● **YOUR GOAL**
Give only the number of lines where "overline" occurs.

● **EXCERPTED RECORDS**
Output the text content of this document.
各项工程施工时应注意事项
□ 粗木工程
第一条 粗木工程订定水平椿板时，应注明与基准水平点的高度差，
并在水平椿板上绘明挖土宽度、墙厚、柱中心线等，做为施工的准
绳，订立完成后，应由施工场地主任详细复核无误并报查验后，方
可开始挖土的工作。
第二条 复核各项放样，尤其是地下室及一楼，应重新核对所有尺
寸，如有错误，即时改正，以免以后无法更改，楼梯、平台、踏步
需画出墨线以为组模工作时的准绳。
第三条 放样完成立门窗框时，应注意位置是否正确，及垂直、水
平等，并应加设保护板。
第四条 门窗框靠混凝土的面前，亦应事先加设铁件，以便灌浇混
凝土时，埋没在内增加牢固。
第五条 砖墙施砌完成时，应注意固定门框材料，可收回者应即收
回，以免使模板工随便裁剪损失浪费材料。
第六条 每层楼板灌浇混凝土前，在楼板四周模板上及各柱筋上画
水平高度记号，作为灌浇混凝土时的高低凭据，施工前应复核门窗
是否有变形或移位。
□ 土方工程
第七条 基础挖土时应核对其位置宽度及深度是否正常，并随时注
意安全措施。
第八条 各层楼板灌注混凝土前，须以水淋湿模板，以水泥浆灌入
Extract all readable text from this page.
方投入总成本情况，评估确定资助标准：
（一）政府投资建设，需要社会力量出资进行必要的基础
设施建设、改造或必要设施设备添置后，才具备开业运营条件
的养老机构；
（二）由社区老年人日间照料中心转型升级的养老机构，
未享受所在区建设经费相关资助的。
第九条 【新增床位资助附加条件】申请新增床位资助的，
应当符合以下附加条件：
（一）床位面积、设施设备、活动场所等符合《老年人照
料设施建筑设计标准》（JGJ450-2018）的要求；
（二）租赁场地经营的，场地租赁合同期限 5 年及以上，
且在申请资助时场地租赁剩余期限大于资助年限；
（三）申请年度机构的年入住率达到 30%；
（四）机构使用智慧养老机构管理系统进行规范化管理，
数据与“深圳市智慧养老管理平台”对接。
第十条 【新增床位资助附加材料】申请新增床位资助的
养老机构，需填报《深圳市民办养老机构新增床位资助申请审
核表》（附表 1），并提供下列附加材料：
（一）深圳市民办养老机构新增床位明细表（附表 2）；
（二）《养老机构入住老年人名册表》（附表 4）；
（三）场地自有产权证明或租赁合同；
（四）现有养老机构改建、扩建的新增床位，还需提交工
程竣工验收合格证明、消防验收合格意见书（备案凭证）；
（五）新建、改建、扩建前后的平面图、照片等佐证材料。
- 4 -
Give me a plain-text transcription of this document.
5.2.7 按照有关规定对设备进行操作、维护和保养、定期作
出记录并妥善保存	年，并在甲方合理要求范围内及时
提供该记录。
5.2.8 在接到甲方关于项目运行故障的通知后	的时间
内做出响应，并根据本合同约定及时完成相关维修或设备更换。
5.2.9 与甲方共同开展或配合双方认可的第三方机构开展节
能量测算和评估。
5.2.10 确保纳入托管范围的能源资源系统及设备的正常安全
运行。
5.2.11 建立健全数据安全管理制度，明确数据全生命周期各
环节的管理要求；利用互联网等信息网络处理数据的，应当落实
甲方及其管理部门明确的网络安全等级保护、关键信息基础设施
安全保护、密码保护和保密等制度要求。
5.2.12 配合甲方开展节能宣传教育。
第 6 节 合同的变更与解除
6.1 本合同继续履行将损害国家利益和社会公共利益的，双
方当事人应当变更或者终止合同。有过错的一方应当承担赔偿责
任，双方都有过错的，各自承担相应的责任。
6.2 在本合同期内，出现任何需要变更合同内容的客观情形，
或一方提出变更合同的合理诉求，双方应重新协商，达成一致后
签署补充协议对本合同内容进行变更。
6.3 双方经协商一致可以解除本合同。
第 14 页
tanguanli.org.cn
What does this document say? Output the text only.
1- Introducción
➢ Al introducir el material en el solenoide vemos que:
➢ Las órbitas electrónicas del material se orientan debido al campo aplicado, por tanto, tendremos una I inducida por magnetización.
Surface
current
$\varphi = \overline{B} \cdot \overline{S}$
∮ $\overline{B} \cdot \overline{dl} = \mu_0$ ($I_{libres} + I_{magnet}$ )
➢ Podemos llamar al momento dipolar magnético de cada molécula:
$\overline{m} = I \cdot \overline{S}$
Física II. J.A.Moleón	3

● **TASK RESPONSE**
3